AÇÕES A REALIZAR:
(A) Troque "Telecomunicações" por "Comunicações" e reescreva o trecho sobre os partidos de centro em Israel, começando em "Por fim, em" e seguindo até "economia do país.".
(B) Dê continuidade ao texto sobre os partidos de centro nas eleições israelenses a partir da última frase apresentada.

TRECHO FORNECIDO:
==*==
O fenômeno Kadima durou mais tempo que o Shinui: nas eleições de 2009 obteve 28 bancas e formou novamente a maior bancada da Knesset, mas com só uma cadeira de vantagem sobre o Likud de Benjamin Netanyahu, a quem foi dado o direito de armar a coalizão. Daí em diante, o Kadima perdeu o fôlego. Mas a sua ideia, não. Nas eleições seguintes (2013), havia dois novos partidos de centro concorrendo além do Kadima: HaTnua (O Movimento), formado por Tzipi Livni em conjunto com alguns rebeldes do Kadima e do Partido Trabalhista, e o Yesh Atid (Há Futuro), criado por Yair Lapid, filho de Tommy, também jornalista, com uma bandeira um pouco mais abrangente que a do pai: seu discurso se direcionava à classe média, que havia realizado grandes protestos por justiça social em 2011 (leia mais sobre isso aqui), e repetia Tommy Lapid ao defender a população secular contra os privilégios de setores ortodoxos. O Yesh Atid foi o segundo partido mais votado (19 assentos), dando a Lapid todos os ministérios que ele desejava: Fazenda, Educação, Saúde e outros.
Por fim, em 2015, nas últimas eleições, outro novo partido de centro apareceu: o Kulanu (Todos Nós), liderado pelo ex-Likud Moshe Kahlon, que conseguiu 10 cadeiras (contra 11 de Lapid). Kahlon havia sido um ministro das Telecomunicações muito popular, mas alegava que Netanyahu não o deixava crescer no Likud, e por isso deixou o partido para criar o seu próprio. Este processo deu-lhe cacife para administrar a pasta da Fazenda. Funcionou. Kahlon nos últimos quatro anos controlou a economia do país.
Para as eleições de 2019, marcadas para o dia 9 de abril, a farra dos partidos de centro é maior ainda: fora o Kulanu e o Yesh Atid, teremos os novos:
Resiliência a Israel, encabeçado pelo último e popular chefe do Estado Maior das Forças Armadas. Benny Gantz. O partido é a sensação das eleições, já que Gantz é o nome que aparentemente tem mais chances de bater Netanyahu. Pesquisas apontam que, caso Gantz tivesse se somado ao Yesh Atid ou ao União Sionista (junção do Partido Trabalhista com o HaTnua de Tzipi Livni), estariam em empate técnico com o Likud. Fazendo questão de distanciar-se da esquerda, Gantz optou por registrar seu próprio partido sem anunciar nenhum outro membro, e parece funcionar: ele vale sozinho por entre 12 e 16 cadeiras segundo as últimas pesquisas, formando a segunda maior bancada da Knesset.
==*==
DADOS DE ORIGEM:
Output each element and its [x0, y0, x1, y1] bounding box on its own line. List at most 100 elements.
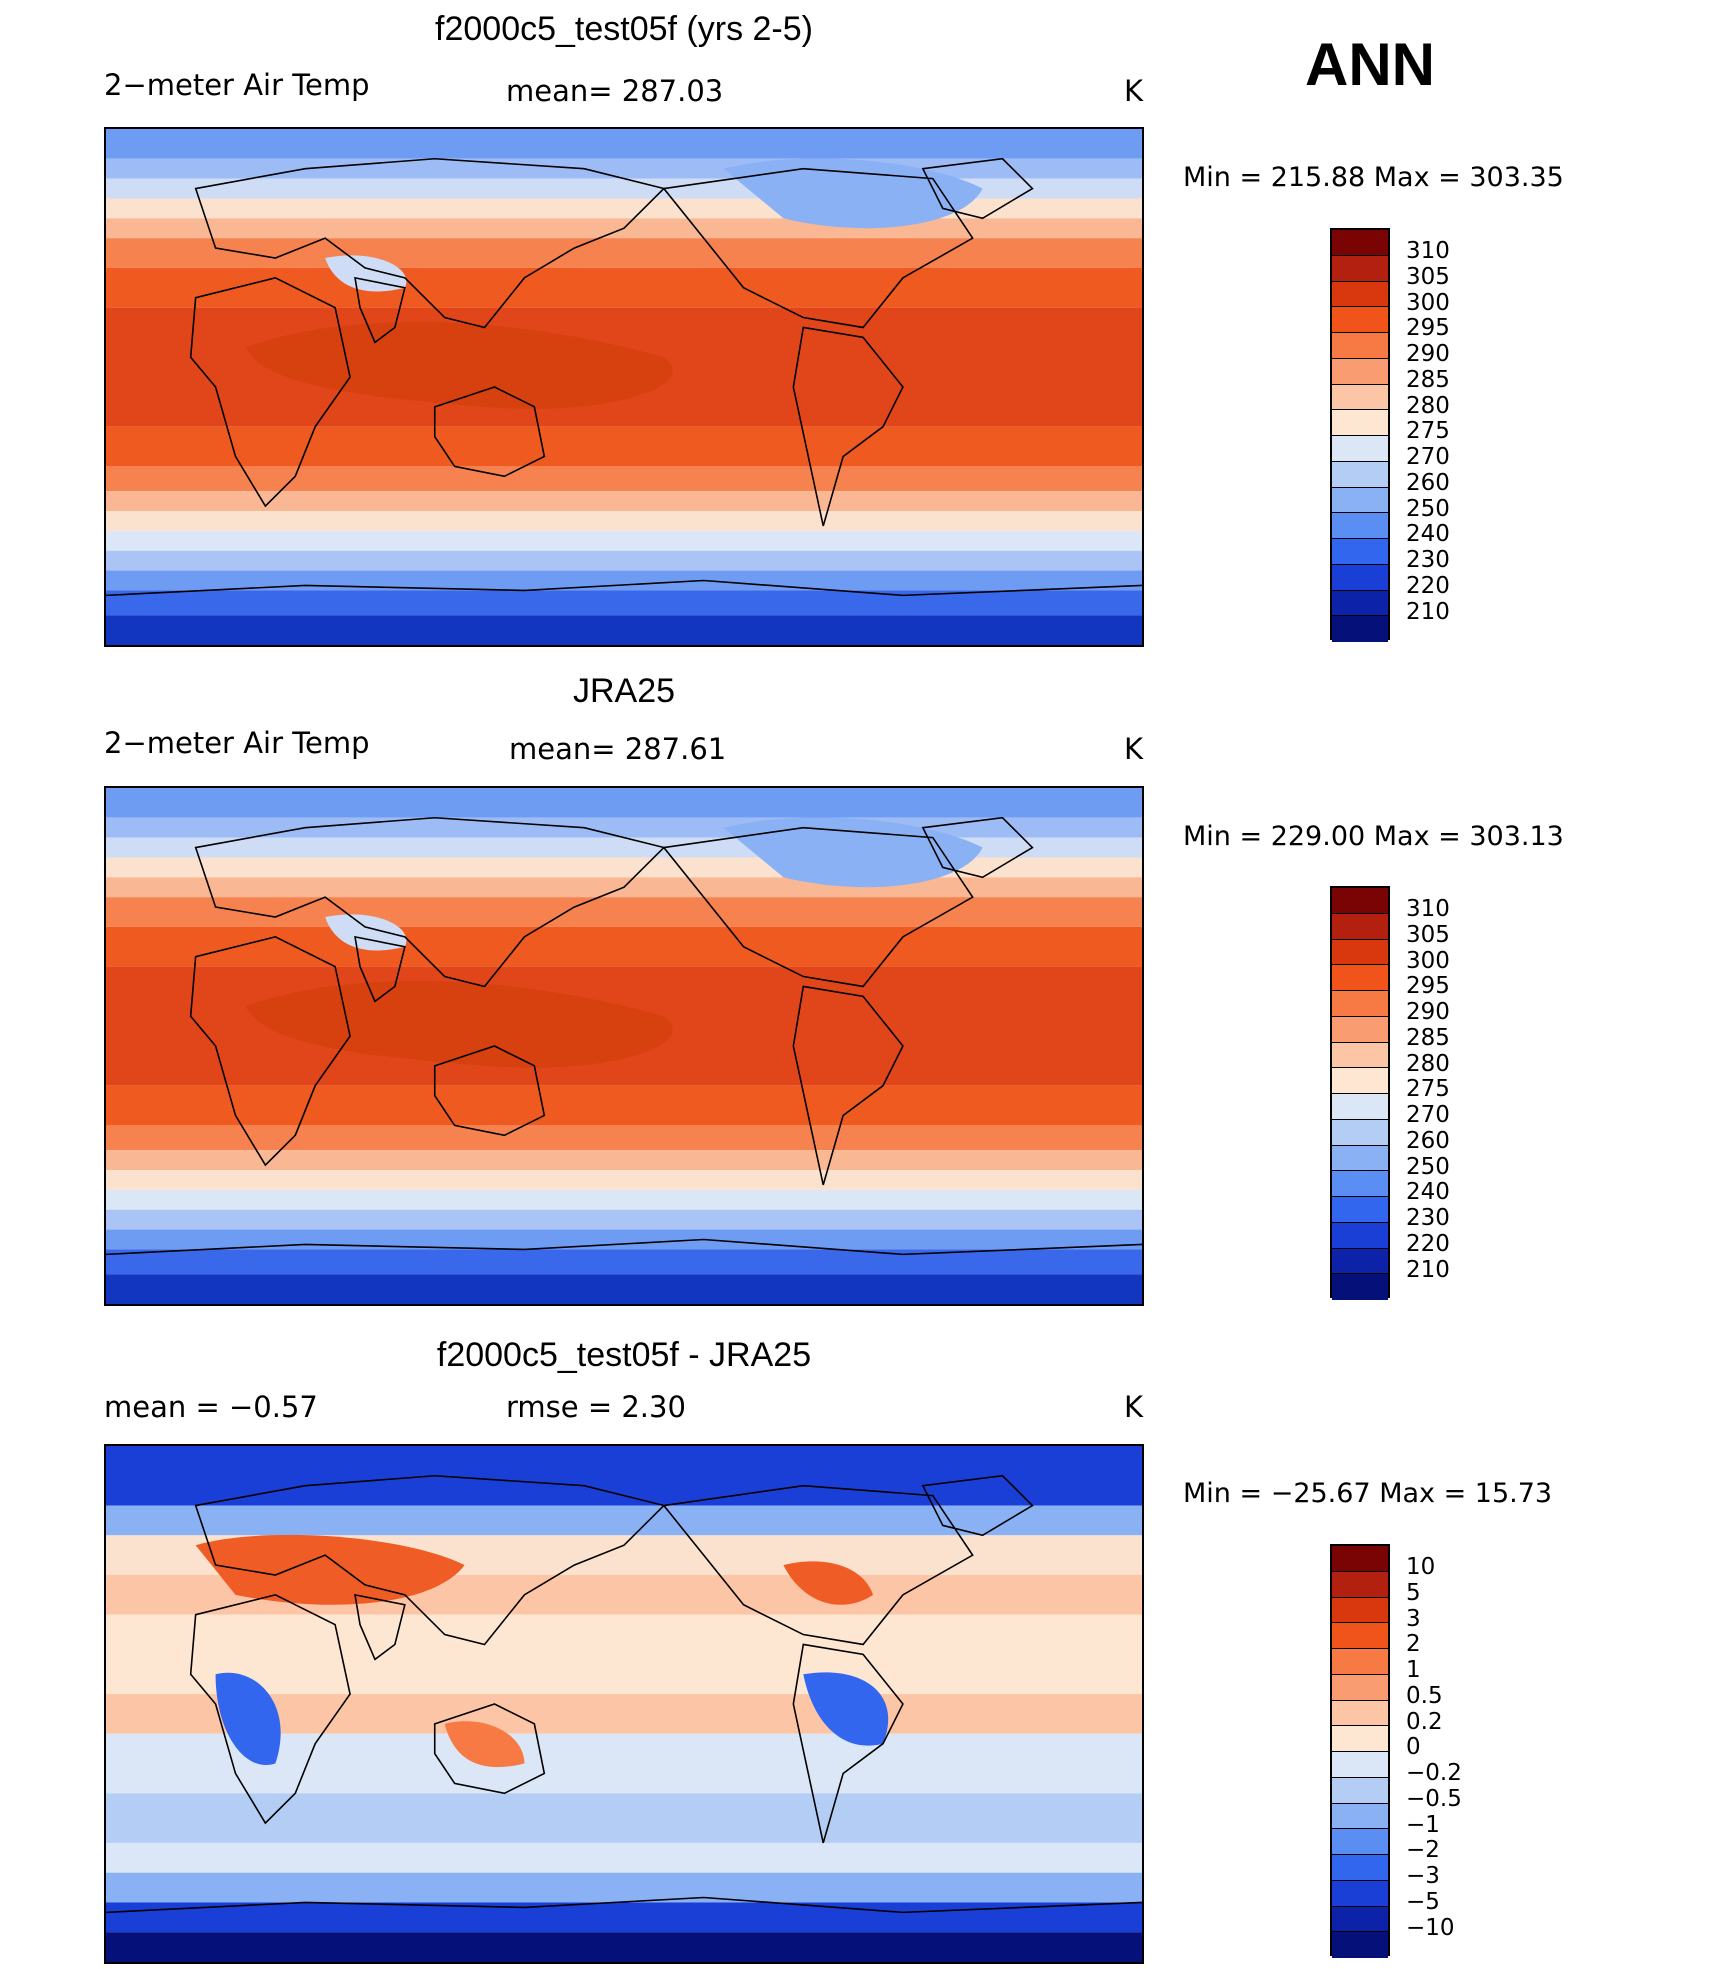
==*==
RESULTADOS POR TAREFA:
(A)
Por fim, em 2015, nas últimas eleições, outro novo partido de centro apareceu: o Kulanu (Todos Nós), liderado pelo ex-Likud Moshe Kahlon, que conseguiu 10 cadeiras (contra 11 de Lapid). Kahlon havia sido um ministro das Comunicações muito popular, mas alegava que Netanyahu não o deixava crescer no Likud, e por isso deixou o partido para criar o seu próprio. Este processo deu-lhe cacife para administrar a pasta da Fazenda. Funcionou. Kahlon nos últimos quatro anos controlou a economia do país.

(B)
Guesher (Ponte), formado pela deputada ex-Israel Beiteynu Orly Levy-Abecassis, que, apesar de ter pertencido de um partido de ultra-direita nacionalista, é considerada moderada e não classifica seu partido como “de direita”. Ela ainda não anunciou outros membros da lista, é mais um partido do eu-sozinho. A margem do Guesher hoje varia entre não ultrapassar a cláusula de barreira chegando a até 5 cadeiras.
Telem, partido do ex-Chefe do Estado Maior das Forças Armadas e ex-ministro da Defesa Moshe “Boogie” Yaalon. Ex-Likud, Yaalon é conhecido por identificar-se com a direita em relação ao conflito, mas mesmo enquanto ministro mostrava-se crítico ao extremismo e ao desrespeito à democracia ao qual culpava setores do governo. Ele garantiu que não participará de um governo encabeçado por Netanyahu, e não descartou a hipótese de concorrer em conjunto com Gantz. Ele também não anunciou ninguém na sua lista, embora se especule a participação de outro ex-Chefe do Estado Maior das Forças Armadas, Gaby Eshkenazi. Yaalon atingiria de 4 a 6 assentos na Knesset.
Tnuat HaMechaa LeHanagat HaMedina (Movimento de Protesto pela Liderança do País), registrado pelo advogado e ativista social Eldad Yaniv. Criador do movimento HaSmol HaLeumi (Esquerda Nacional), Yaniv não costuma ser classificado por gente de esquerda como semelhante. Atualmente, nem ele mesmo costuma dizer-se de esquerda. Yaniv destacou-se por combater a extrema direita, especialmente o movimento macarthista Im Tirtzu (leia mais aqui), e já conta com gente na sua lista: o ex-coordenador do Serviço Secreto Gonen Ben-Ytzhak, a ativista social ultra-ortodoxa Zina Daayan, o ativista social Ido Rosenblitt e o coronel da reserva Gadi Meiri. Seu partido não aparece nas pesquisas.
Achi Israel (Meu Irmão Israel), formado basicamente por ex-oficiais do exército e intelectuais. Seu líder é Guidon Shefer, general da reserva e ex-piloto de combate da aeronáutica. Outros nomes são Adina Bar-Shalom, ativista social e fundadora do Instituto Acadêmico Ultra-Ortodoxo, Ruth Malachi-Yaron, coronel da reserva, primeira mulher a servir como porta-voz das forças armadas, entre outros. Suas propostas não trazem grandes novidades e evitam tocar em pontos polêmicos, como a relação entre religião e Estado ou a criação de um Estado palestino. Também não aparece nas pesquisas.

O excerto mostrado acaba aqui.